Stated task: Images must not appear in your copy; reproduce every other part of the records exactly.

Data shown:

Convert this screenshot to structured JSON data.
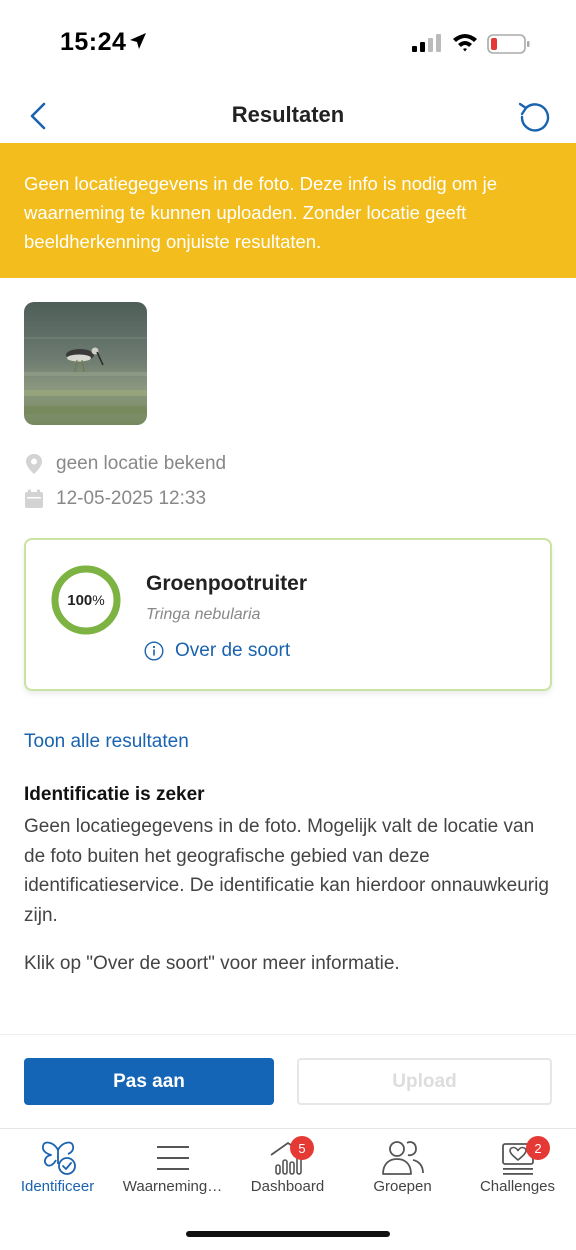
{
  "status_bar": {
    "time": "15:24"
  },
  "nav": {
    "title": "Resultaten"
  },
  "warning": {
    "text": "Geen locatiegegevens in de foto. Deze info is nodig om je waarneming te kunnen uploaden. Zonder locatie geeft beeldherkenning onjuiste resultaten.",
    "color": "#f2bd1d"
  },
  "observation": {
    "location": "geen locatie bekend",
    "datetime": "12-05-2025 12:33"
  },
  "result": {
    "confidence_number": "100",
    "confidence_unit": "%",
    "confidence_fraction": 1.0,
    "species_name": "Groenpootruiter",
    "scientific_name": "Tringa nebularia",
    "about_label": "Over de soort",
    "ring_color": "#7cb342"
  },
  "show_all_label": "Toon alle resultaten",
  "identification": {
    "heading": "Identificatie is zeker",
    "body": "Geen locatiegegevens in de foto. Mogelijk valt de locatie van de foto buiten het geografische gebied van deze identificatieservice. De identificatie kan hierdoor onnauwkeurig zijn.",
    "hint": "Klik op \"Over de soort\" voor meer informatie."
  },
  "actions": {
    "edit_label": "Pas aan",
    "upload_label": "Upload",
    "primary_color": "#1565b7"
  },
  "tabs": [
    {
      "label": "Identificeer",
      "icon": "butterfly-check-icon",
      "active": true
    },
    {
      "label": "Waarneming…",
      "icon": "list-icon",
      "active": false
    },
    {
      "label": "Dashboard",
      "icon": "dashboard-chart-icon",
      "active": false,
      "badge": "5"
    },
    {
      "label": "Groepen",
      "icon": "group-icon",
      "active": false
    },
    {
      "label": "Challenges",
      "icon": "heart-cards-icon",
      "active": false,
      "badge": "2"
    }
  ],
  "accent_color": "#1a63b0"
}
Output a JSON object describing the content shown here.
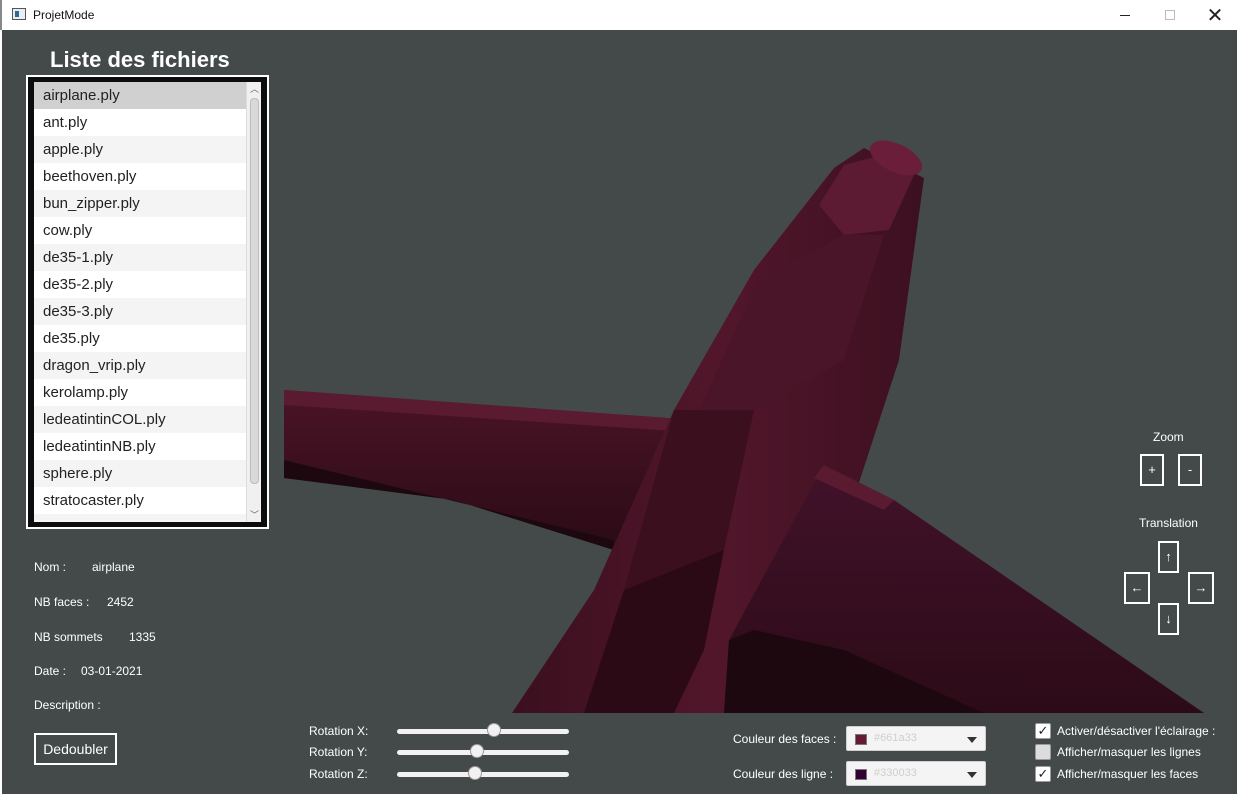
{
  "window": {
    "title": "ProjetMode"
  },
  "file_list": {
    "title": "Liste des fichiers",
    "items": [
      "airplane.ply",
      "ant.ply",
      "apple.ply",
      "beethoven.ply",
      "bun_zipper.ply",
      "cow.ply",
      "de35-1.ply",
      "de35-2.ply",
      "de35-3.ply",
      "de35.ply",
      "dragon_vrip.ply",
      "kerolamp.ply",
      "ledeatintinCOL.ply",
      "ledeatintinNB.ply",
      "sphere.ply",
      "stratocaster.ply"
    ],
    "selected": "airplane.ply"
  },
  "info": {
    "name_label": "Nom :",
    "name_value": "airplane",
    "faces_label": "NB faces :",
    "faces_value": "2452",
    "vertices_label": "NB sommets",
    "vertices_value": "1335",
    "date_label": "Date :",
    "date_value": "03-01-2021",
    "description_label": "Description :"
  },
  "dedoubler_label": "Dedoubler",
  "zoom": {
    "label": "Zoom",
    "plus": "+",
    "minus": "-"
  },
  "translation": {
    "label": "Translation",
    "up": "↑",
    "left": "←",
    "right": "→",
    "down": "↓"
  },
  "rotation": {
    "x_label": "Rotation X:",
    "x_level": 0.57,
    "y_label": "Rotation Y:",
    "y_level": 0.46,
    "z_label": "Rotation Z:",
    "z_level": 0.45
  },
  "colors": {
    "face_label": "Couleur des faces :",
    "face_value": "#661a33",
    "line_label": "Couleur des ligne :",
    "line_value": "#330033"
  },
  "checkboxes": {
    "lighting_label": "Activer/désactiver l'éclairage :",
    "lighting_checked": true,
    "lines_label": "Afficher/masquer les lignes",
    "lines_checked": false,
    "faces_label": "Afficher/masquer les faces",
    "faces_checked": true
  },
  "theme": {
    "background": "#434a49",
    "model_color": "#661a33"
  }
}
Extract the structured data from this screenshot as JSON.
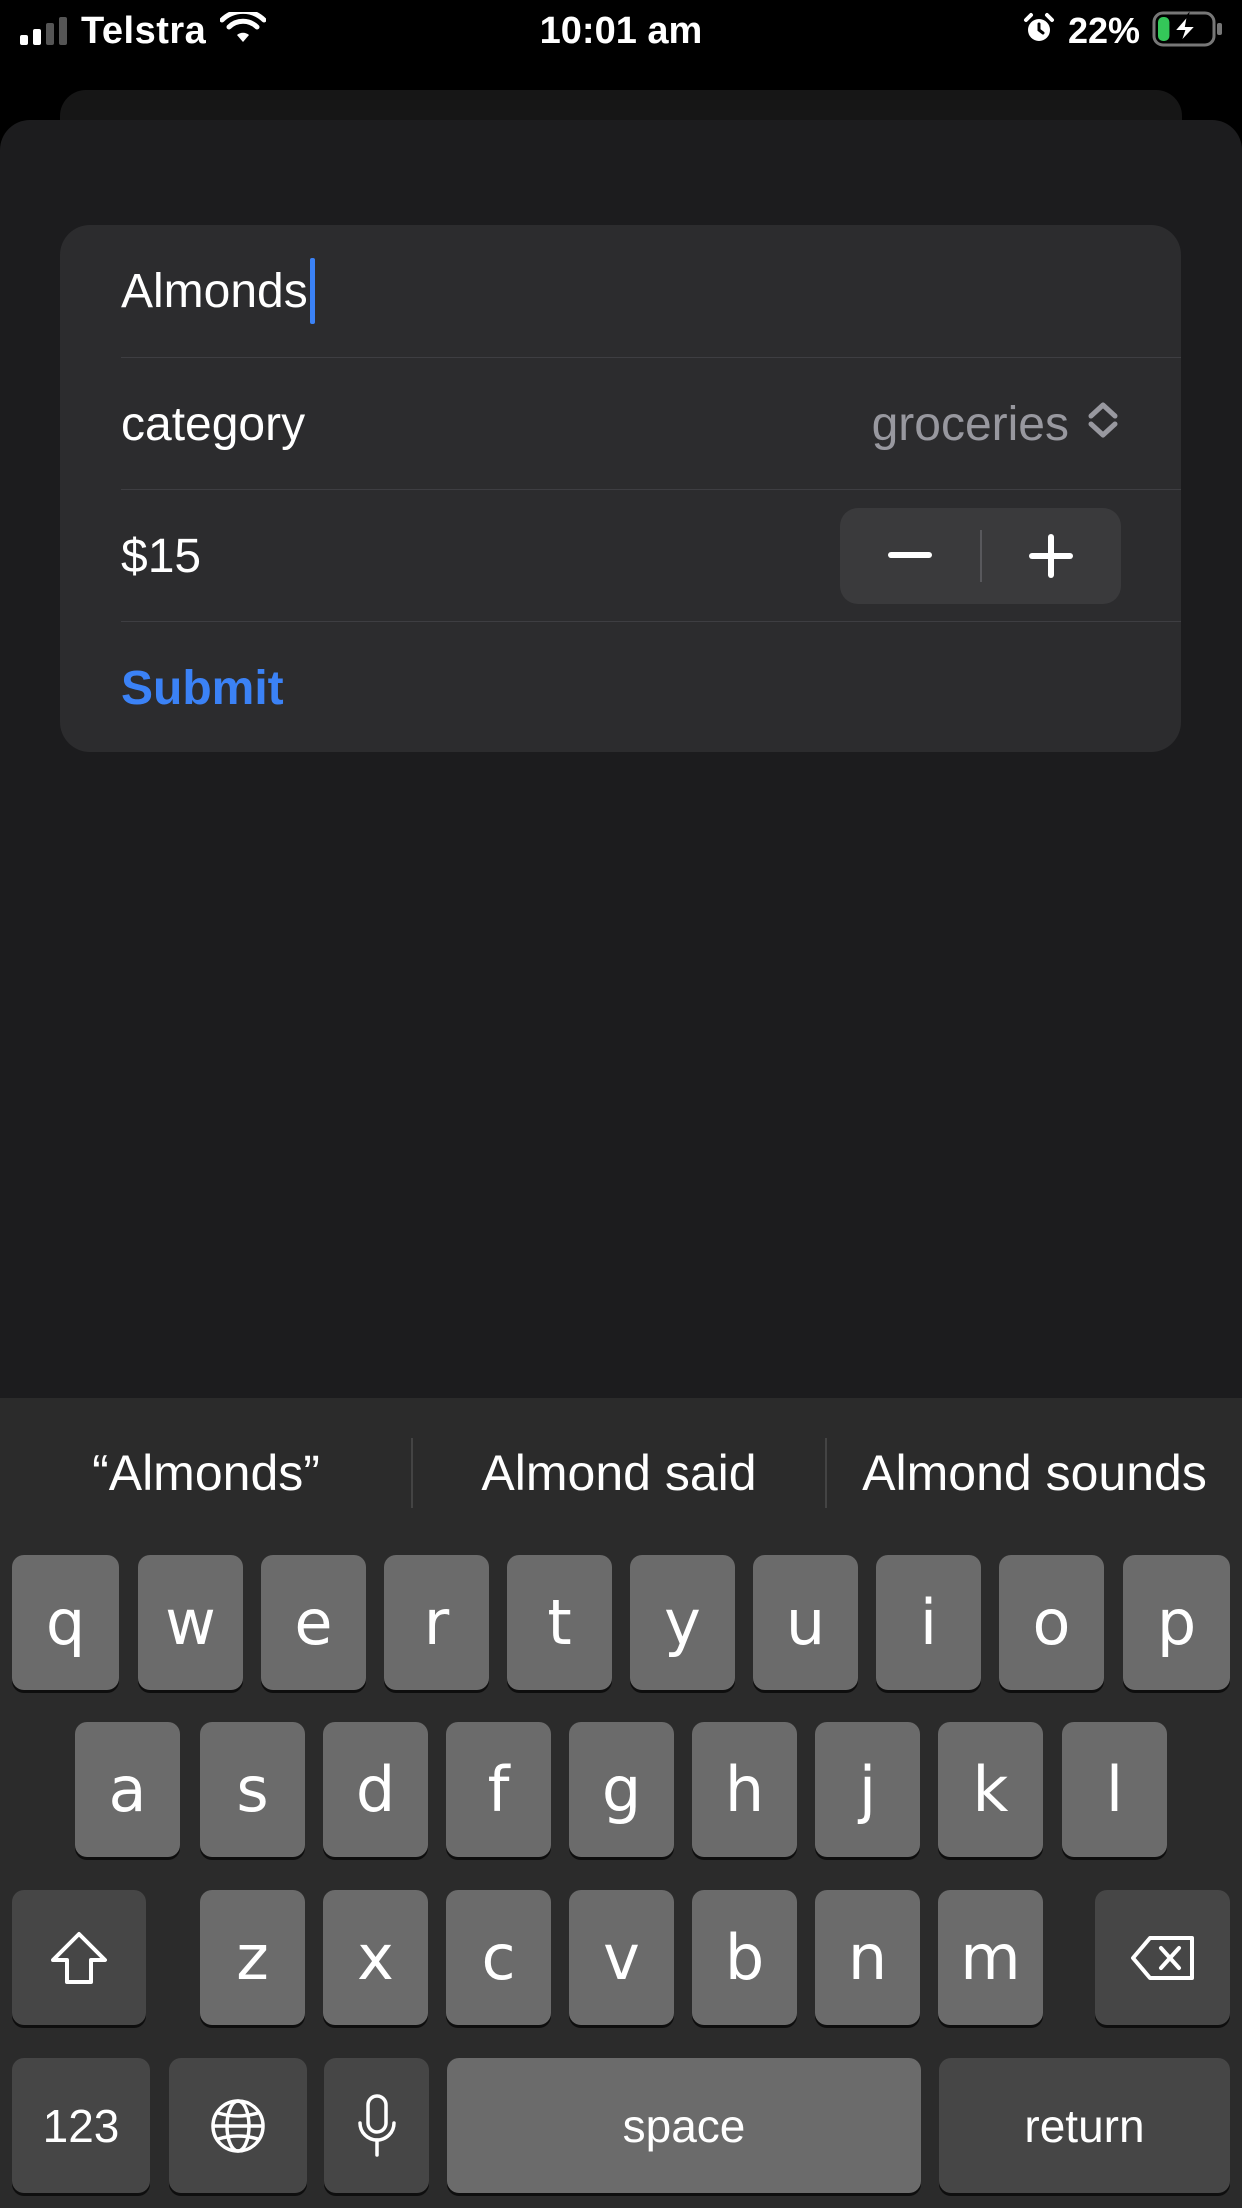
{
  "status_bar": {
    "carrier": "Telstra",
    "time": "10:01 am",
    "battery_percent": "22%",
    "battery_level": 0.22,
    "icons": [
      "signal-icon",
      "wifi-icon",
      "alarm-icon",
      "battery-charging-icon"
    ]
  },
  "form": {
    "name_value": "Almonds",
    "category_label": "category",
    "category_value": "groceries",
    "amount_value": "$15",
    "submit_label": "Submit"
  },
  "keyboard": {
    "suggestions": [
      "“Almonds”",
      "Almond said",
      "Almond sounds"
    ],
    "row1": [
      "q",
      "w",
      "e",
      "r",
      "t",
      "y",
      "u",
      "i",
      "o",
      "p"
    ],
    "row2": [
      "a",
      "s",
      "d",
      "f",
      "g",
      "h",
      "j",
      "k",
      "l"
    ],
    "row3": [
      "z",
      "x",
      "c",
      "v",
      "b",
      "n",
      "m"
    ],
    "numbers_label": "123",
    "space_label": "space",
    "return_label": "return"
  },
  "colors": {
    "accent": "#3b82f6",
    "background": "#1c1c1e",
    "card": "#2c2c2e"
  }
}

Right answer:
Convert this screenshot to structured JSON data.
{
  "status_bar": {
    "time": "15:24"
  },
  "nav": {
    "title": "Resultaten"
  },
  "warning": {
    "text": "Geen locatiegegevens in de foto. Deze info is nodig om je waarneming te kunnen uploaden. Zonder locatie geeft beeldherkenning onjuiste resultaten.",
    "color": "#f2bd1d"
  },
  "observation": {
    "location": "geen locatie bekend",
    "datetime": "12-05-2025 12:33"
  },
  "result": {
    "confidence_number": "100",
    "confidence_unit": "%",
    "confidence_fraction": 1.0,
    "species_name": "Groenpootruiter",
    "scientific_name": "Tringa nebularia",
    "about_label": "Over de soort",
    "ring_color": "#7cb342"
  },
  "show_all_label": "Toon alle resultaten",
  "identification": {
    "heading": "Identificatie is zeker",
    "body": "Geen locatiegegevens in de foto. Mogelijk valt de locatie van de foto buiten het geografische gebied van deze identificatieservice. De identificatie kan hierdoor onnauwkeurig zijn.",
    "hint": "Klik op \"Over de soort\" voor meer informatie."
  },
  "actions": {
    "edit_label": "Pas aan",
    "upload_label": "Upload",
    "primary_color": "#1565b7"
  },
  "tabs": [
    {
      "label": "Identificeer",
      "icon": "butterfly-check-icon",
      "active": true
    },
    {
      "label": "Waarneming…",
      "icon": "list-icon",
      "active": false
    },
    {
      "label": "Dashboard",
      "icon": "dashboard-chart-icon",
      "active": false,
      "badge": "5"
    },
    {
      "label": "Groepen",
      "icon": "group-icon",
      "active": false
    },
    {
      "label": "Challenges",
      "icon": "heart-cards-icon",
      "active": false,
      "badge": "2"
    }
  ],
  "accent_color": "#1a63b0"
}
Output a JSON object describing the content shown here.
{
  "window": {
    "title": "ProjetMode"
  },
  "file_list": {
    "title": "Liste des fichiers",
    "items": [
      "airplane.ply",
      "ant.ply",
      "apple.ply",
      "beethoven.ply",
      "bun_zipper.ply",
      "cow.ply",
      "de35-1.ply",
      "de35-2.ply",
      "de35-3.ply",
      "de35.ply",
      "dragon_vrip.ply",
      "kerolamp.ply",
      "ledeatintinCOL.ply",
      "ledeatintinNB.ply",
      "sphere.ply",
      "stratocaster.ply"
    ],
    "selected": "airplane.ply"
  },
  "info": {
    "name_label": "Nom :",
    "name_value": "airplane",
    "faces_label": "NB faces :",
    "faces_value": "2452",
    "vertices_label": "NB sommets",
    "vertices_value": "1335",
    "date_label": "Date :",
    "date_value": "03-01-2021",
    "description_label": "Description :"
  },
  "dedoubler_label": "Dedoubler",
  "zoom": {
    "label": "Zoom",
    "plus": "+",
    "minus": "-"
  },
  "translation": {
    "label": "Translation",
    "up": "↑",
    "left": "←",
    "right": "→",
    "down": "↓"
  },
  "rotation": {
    "x_label": "Rotation X:",
    "x_level": 0.57,
    "y_label": "Rotation Y:",
    "y_level": 0.46,
    "z_label": "Rotation Z:",
    "z_level": 0.45
  },
  "colors": {
    "face_label": "Couleur des faces :",
    "face_value": "#661a33",
    "line_label": "Couleur des ligne :",
    "line_value": "#330033"
  },
  "checkboxes": {
    "lighting_label": "Activer/désactiver l'éclairage :",
    "lighting_checked": true,
    "lines_label": "Afficher/masquer les lignes",
    "lines_checked": false,
    "faces_label": "Afficher/masquer les faces",
    "faces_checked": true
  },
  "theme": {
    "background": "#434a49",
    "model_color": "#661a33"
  }
}
Extract the structured data from this screenshot as JSON.
{
  "status_bar": {
    "carrier": "Telstra",
    "time": "10:01 am",
    "battery_percent": "22%",
    "battery_level": 0.22,
    "icons": [
      "signal-icon",
      "wifi-icon",
      "alarm-icon",
      "battery-charging-icon"
    ]
  },
  "form": {
    "name_value": "Almonds",
    "category_label": "category",
    "category_value": "groceries",
    "amount_value": "$15",
    "submit_label": "Submit"
  },
  "keyboard": {
    "suggestions": [
      "“Almonds”",
      "Almond said",
      "Almond sounds"
    ],
    "row1": [
      "q",
      "w",
      "e",
      "r",
      "t",
      "y",
      "u",
      "i",
      "o",
      "p"
    ],
    "row2": [
      "a",
      "s",
      "d",
      "f",
      "g",
      "h",
      "j",
      "k",
      "l"
    ],
    "row3": [
      "z",
      "x",
      "c",
      "v",
      "b",
      "n",
      "m"
    ],
    "numbers_label": "123",
    "space_label": "space",
    "return_label": "return"
  },
  "colors": {
    "accent": "#3b82f6",
    "background": "#1c1c1e",
    "card": "#2c2c2e"
  }
}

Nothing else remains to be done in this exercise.